* _THE EXERCISE_
Report each line of the records below that contains the string "查看全部", copying every such line in full.

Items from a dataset
*-*-*

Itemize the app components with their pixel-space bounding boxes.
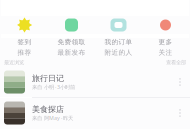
button[interactable]: 旅行日记 (0, 67, 190, 97)
button[interactable]: 查看全部 (166, 59, 186, 66)
staticText: 推荐 (18, 48, 32, 57)
staticText: 来自 阿May · 昨天 (32, 114, 73, 122)
button[interactable]: 附近的人 (95, 47, 142, 58)
button[interactable]: 我的订单 (95, 0, 142, 47)
staticText: 签到 (18, 38, 32, 46)
button[interactable]: 美食探店 (0, 98, 190, 128)
button[interactable]: More options (174, 71, 186, 93)
staticText: 免费领取 (58, 38, 86, 46)
staticText: 更多 (158, 38, 172, 46)
staticText: 查看全部 (166, 59, 186, 66)
staticText: 我的订单 (104, 38, 132, 46)
staticText: 最新发布 (58, 48, 86, 57)
staticText: 美食探店 (32, 104, 64, 114)
staticText: 旅行日记 (32, 74, 64, 83)
button[interactable]: 关注 (142, 47, 189, 58)
button[interactable]: 推荐 (1, 47, 48, 58)
button[interactable]: 免费领取 (48, 0, 95, 47)
staticText: 最近浏览 (4, 59, 24, 66)
button[interactable]: 最新发布 (48, 47, 95, 58)
staticText: 来自 小明 · 3小时前 (32, 83, 75, 90)
button[interactable]: More options (174, 102, 186, 124)
button[interactable]: 签到 (1, 0, 48, 47)
staticText: 附近的人 (104, 48, 132, 57)
button[interactable]: 更多 (142, 0, 189, 47)
staticText: 关注 (158, 48, 172, 57)
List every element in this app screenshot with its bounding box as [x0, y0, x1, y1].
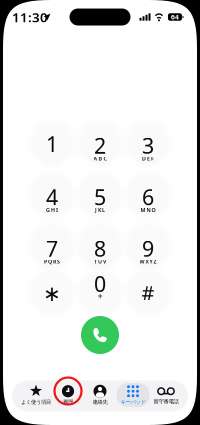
staticText: +	[98, 290, 102, 302]
staticText: J K L	[95, 206, 105, 214]
staticText: 7	[46, 234, 58, 263]
staticText: M N O	[140, 206, 156, 214]
button[interactable]: 3	[129, 123, 167, 161]
staticText: 8	[94, 234, 106, 263]
staticText: A B C	[94, 155, 106, 162]
staticText: 64	[171, 13, 179, 22]
button[interactable]: 7	[33, 226, 71, 264]
button[interactable]: 連絡先	[84, 383, 116, 407]
staticText: P Q R S	[44, 258, 60, 265]
button[interactable]: 6	[129, 174, 167, 212]
staticText: 11:30	[12, 8, 48, 26]
staticText: 連絡先	[92, 399, 108, 405]
button[interactable]: ∗	[33, 272, 71, 310]
staticText: よく使う項目	[21, 399, 51, 405]
staticText: 2	[94, 131, 106, 160]
button[interactable]: 1	[33, 123, 71, 161]
staticText: T U V	[94, 258, 106, 265]
button[interactable]: 0	[81, 272, 119, 310]
button[interactable]: 4	[33, 174, 71, 212]
button[interactable]: #	[129, 272, 167, 310]
staticText: 3	[142, 131, 154, 160]
staticText: 5	[94, 183, 106, 211]
staticText: G H I	[46, 206, 58, 214]
staticText: 留守番電話	[154, 398, 178, 405]
button[interactable]: キーパッド	[116, 383, 150, 407]
staticText: 9	[142, 234, 154, 263]
button[interactable]: よく使う項目	[20, 383, 52, 407]
button[interactable]: 8	[81, 226, 119, 264]
button[interactable]: 留守番電話	[150, 383, 182, 407]
button[interactable]: 5	[81, 174, 119, 212]
button[interactable]: 9	[129, 226, 167, 264]
staticText: 4	[46, 183, 58, 211]
staticText: 履歴	[63, 399, 73, 405]
staticText: ∗	[43, 281, 61, 306]
staticText: 1	[46, 130, 58, 158]
staticText: D E F	[142, 155, 154, 162]
staticText: キーパッド	[120, 399, 146, 405]
staticText: W X Y Z	[140, 258, 156, 265]
staticText: 6	[142, 183, 154, 211]
button[interactable]: 履歴	[52, 383, 84, 407]
staticText: #	[142, 279, 154, 306]
button[interactable]: 2	[81, 123, 119, 161]
button[interactable]: Call	[81, 316, 119, 354]
staticText: 0	[94, 270, 106, 298]
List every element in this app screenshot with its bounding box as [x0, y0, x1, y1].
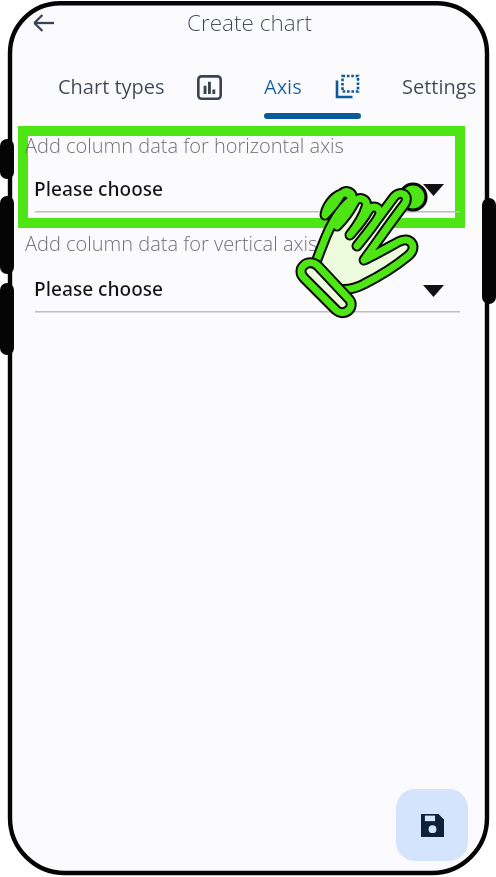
button[interactable]: Chart types — [56, 63, 166, 109]
staticText: Chart types — [58, 73, 165, 100]
staticText: Add column data for horizontal axis — [25, 132, 344, 159]
staticText: Axis — [264, 73, 302, 100]
staticText: Please choose — [34, 176, 163, 202]
staticText: Create chart — [187, 7, 312, 38]
button[interactable]: Axis — [248, 63, 318, 109]
button[interactable] — [26, 224, 460, 317]
button[interactable]: Settings — [389, 63, 489, 109]
staticText: Settings — [402, 73, 477, 100]
button[interactable]: Save — [396, 789, 468, 861]
button[interactable]: Back — [23, 2, 65, 44]
staticText: Add column data for vertical axis — [25, 230, 318, 257]
button[interactable]: Axis selection — [324, 63, 370, 109]
button[interactable] — [26, 126, 460, 217]
staticText: Please choose — [34, 276, 163, 302]
button[interactable]: Chart data — [186, 64, 232, 110]
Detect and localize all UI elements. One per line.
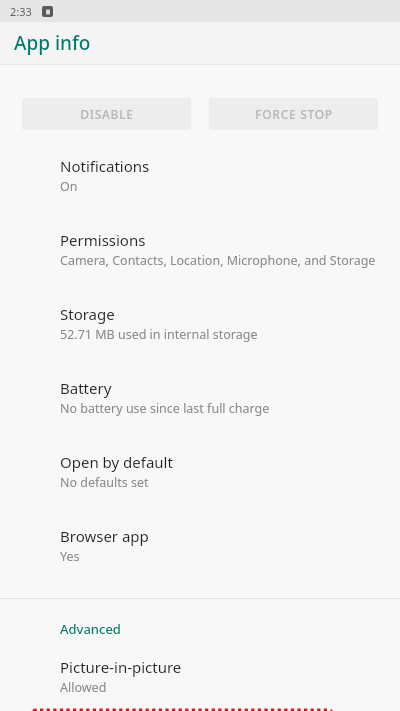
staticText: Storage [60, 304, 115, 324]
button[interactable]: Battery [0, 343, 400, 417]
staticText: Notifications [60, 156, 150, 176]
staticText: Browser app [60, 526, 149, 546]
staticText: FORCE STOP [255, 106, 333, 122]
staticText: No battery use since last full charge [60, 400, 270, 417]
button[interactable]: Storage [0, 269, 400, 343]
staticText: Advanced [60, 620, 121, 638]
staticText: Permissions [60, 230, 146, 250]
button[interactable]: Advanced [0, 599, 400, 640]
staticText: No defaults set [60, 474, 149, 491]
button[interactable]: FORCE STOP [209, 98, 378, 130]
staticText: DISABLE [80, 106, 134, 122]
staticText: 2:33 [10, 4, 32, 19]
button[interactable]: Browser app [0, 491, 400, 565]
staticText: Open by default [60, 452, 173, 472]
button[interactable]: Picture-in-picture [0, 640, 400, 696]
button[interactable]: Open by default [0, 417, 400, 491]
button[interactable]: Notifications [0, 130, 400, 195]
staticText: Yes [60, 548, 80, 565]
button[interactable]: DISABLE [22, 98, 191, 130]
button[interactable]: Permissions [0, 195, 400, 269]
staticText: Allowed [60, 679, 107, 696]
staticText: 52.71 MB used in internal storage [60, 326, 258, 343]
staticText: On [60, 178, 78, 195]
staticText: Picture-in-picture [60, 657, 182, 677]
staticText: App info [14, 30, 91, 56]
staticText: Camera, Contacts, Location, Microphone, … [60, 252, 376, 269]
staticText: Battery [60, 378, 112, 398]
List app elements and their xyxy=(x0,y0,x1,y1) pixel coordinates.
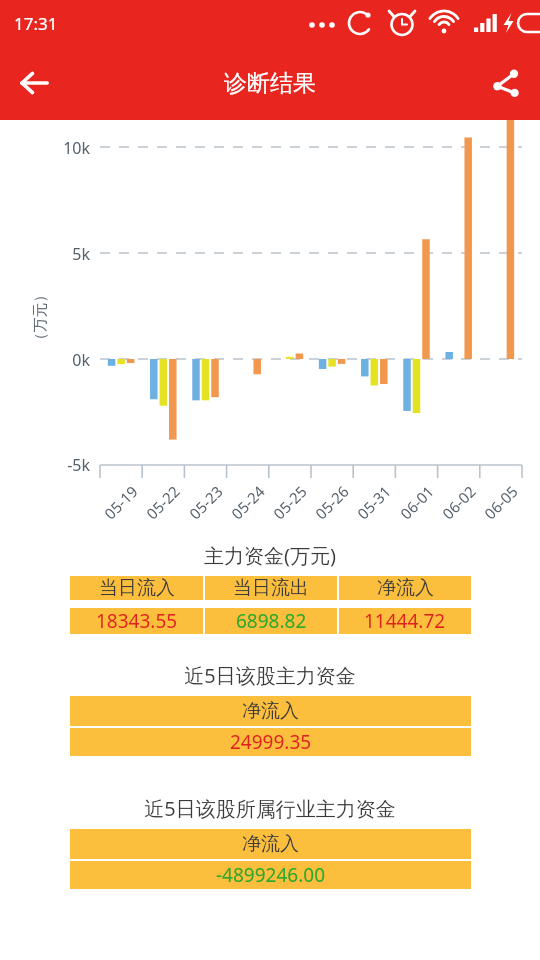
button[interactable]: 当日流入 xyxy=(70,576,203,600)
staticText: 06-05 xyxy=(480,481,522,523)
button[interactable]: Back xyxy=(0,49,68,117)
staticText: 10k xyxy=(38,137,90,159)
staticText: -5k xyxy=(38,454,90,476)
staticText: 05-23 xyxy=(185,481,227,523)
staticText: 24999.35 xyxy=(230,729,312,755)
staticText: -4899246.00 xyxy=(216,862,326,888)
staticText: 05-31 xyxy=(353,481,395,523)
staticText: 净流入 xyxy=(242,699,299,723)
button[interactable]: 11444.72 xyxy=(339,608,471,634)
button[interactable]: 净流入 xyxy=(339,576,471,600)
button[interactable]: 净流入 xyxy=(70,829,471,859)
button[interactable]: 净流入 xyxy=(70,696,471,726)
staticText: 05-22 xyxy=(142,481,184,523)
staticText: 净流入 xyxy=(377,576,434,600)
staticText: 诊断结果 xyxy=(224,69,316,98)
button[interactable]: 6898.82 xyxy=(205,608,337,634)
staticText: 11444.72 xyxy=(364,608,446,634)
staticText: 05-19 xyxy=(100,481,142,523)
staticText: 05-26 xyxy=(311,481,353,523)
button[interactable]: Share xyxy=(472,49,540,117)
staticText: 5k xyxy=(38,243,90,265)
staticText: （万元） xyxy=(30,288,50,348)
staticText: 06-01 xyxy=(396,481,438,523)
staticText: 近5日该股主力资金 xyxy=(0,662,540,689)
staticText: 6898.82 xyxy=(236,608,307,634)
staticText: 06-02 xyxy=(438,481,480,523)
button[interactable]: 24999.35 xyxy=(70,728,471,756)
staticText: 近5日该股所属行业主力资金 xyxy=(0,795,540,822)
button[interactable]: -4899246.00 xyxy=(70,861,471,889)
button[interactable]: 18343.55 xyxy=(70,608,203,634)
staticText: 当日流出 xyxy=(233,576,309,600)
staticText: 17:31 xyxy=(14,12,58,35)
staticText: 净流入 xyxy=(242,832,299,856)
staticText: 05-24 xyxy=(227,481,269,523)
staticText: 05-25 xyxy=(269,481,311,523)
button[interactable]: 当日流出 xyxy=(205,576,337,600)
staticText: 18343.55 xyxy=(96,608,178,634)
staticText: 0k xyxy=(38,349,90,371)
staticText: 当日流入 xyxy=(99,576,175,600)
staticText: 主力资金(万元) xyxy=(0,542,540,569)
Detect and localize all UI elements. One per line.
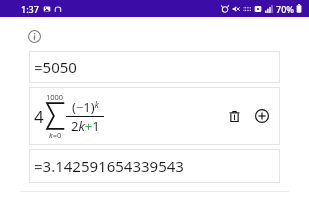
button[interactable]: Delete	[224, 106, 244, 126]
staticText: =5050	[34, 57, 77, 77]
staticText: k=0	[49, 130, 62, 140]
staticText: 2k+1	[71, 117, 100, 135]
staticText: 1:37	[21, 3, 39, 15]
staticText: =3.142591654339543	[34, 156, 184, 176]
staticText: 70%	[276, 3, 294, 15]
button[interactable]: Information	[24, 26, 44, 46]
button[interactable]: Add	[252, 106, 272, 126]
staticText: 1000	[46, 92, 64, 102]
button[interactable]: =5050	[29, 51, 280, 83]
button[interactable]: 4	[29, 87, 280, 145]
staticText: (−1)k	[72, 98, 99, 116]
button[interactable]: =3.142591654339543	[29, 149, 280, 183]
staticText: 4	[34, 105, 44, 128]
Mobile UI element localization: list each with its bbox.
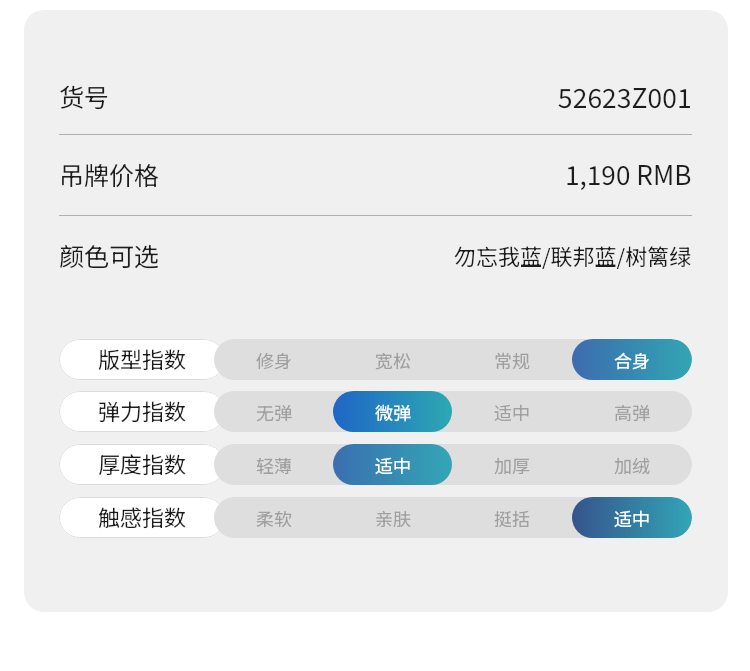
staticText: 柔软	[256, 505, 292, 531]
button[interactable]: 加绒	[572, 444, 692, 485]
staticText: 弹力指数	[98, 394, 187, 426]
button[interactable]: 宽松	[333, 339, 452, 380]
button[interactable]: 版型指数	[59, 339, 225, 380]
staticText: 高弹	[614, 399, 650, 425]
button[interactable]: 微弹	[333, 391, 452, 432]
button[interactable]: 厚度指数	[59, 444, 225, 485]
staticText: 修身	[256, 347, 292, 373]
staticText: 加绒	[614, 452, 650, 478]
staticText: 宽松	[375, 347, 411, 373]
staticText: 无弹	[256, 399, 292, 425]
staticText: 亲肤	[375, 505, 411, 531]
button[interactable]: 常规	[452, 339, 572, 380]
button[interactable]: 合身	[572, 339, 692, 380]
staticText: 加厚	[494, 452, 530, 478]
staticText: 1,190 RMB	[565, 155, 692, 193]
button[interactable]: 适中	[333, 444, 452, 485]
staticText: 微弹	[375, 399, 411, 425]
button[interactable]: 加厚	[452, 444, 572, 485]
staticText: 吊牌价格	[59, 156, 160, 192]
button[interactable]: 高弹	[572, 391, 692, 432]
staticText: 合身	[614, 347, 650, 373]
button[interactable]: 弹力指数	[59, 391, 225, 432]
button[interactable]: 无弹	[214, 391, 333, 432]
button[interactable]: 轻薄	[214, 444, 333, 485]
button[interactable]: 适中	[572, 497, 692, 538]
staticText: 适中	[494, 399, 530, 425]
staticText: 触感指数	[98, 500, 187, 532]
staticText: 颜色可选	[59, 237, 160, 273]
button[interactable]: 亲肤	[333, 497, 452, 538]
staticText: 挺括	[494, 505, 530, 531]
staticText: 勿忘我蓝/联邦蓝/树篱绿	[454, 239, 692, 271]
button[interactable]: 触感指数	[59, 497, 225, 538]
button[interactable]: 柔软	[214, 497, 333, 538]
staticText: 适中	[375, 452, 411, 478]
staticText: 适中	[614, 505, 650, 531]
staticText: 厚度指数	[98, 447, 187, 479]
staticText: 货号	[59, 78, 110, 114]
staticText: 常规	[494, 347, 530, 373]
staticText: 轻薄	[256, 452, 292, 478]
staticText: 版型指数	[98, 342, 187, 374]
button[interactable]: 挺括	[452, 497, 572, 538]
button[interactable]: 修身	[214, 339, 333, 380]
staticText: 52623Z001	[558, 77, 692, 115]
button[interactable]: 适中	[452, 391, 572, 432]
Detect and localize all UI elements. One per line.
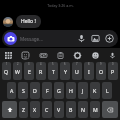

*-*-*

* _THE REPLY_
button[interactable]: 查看全部 (166, 59, 186, 66)
staticText: 查看全部 (166, 59, 186, 66)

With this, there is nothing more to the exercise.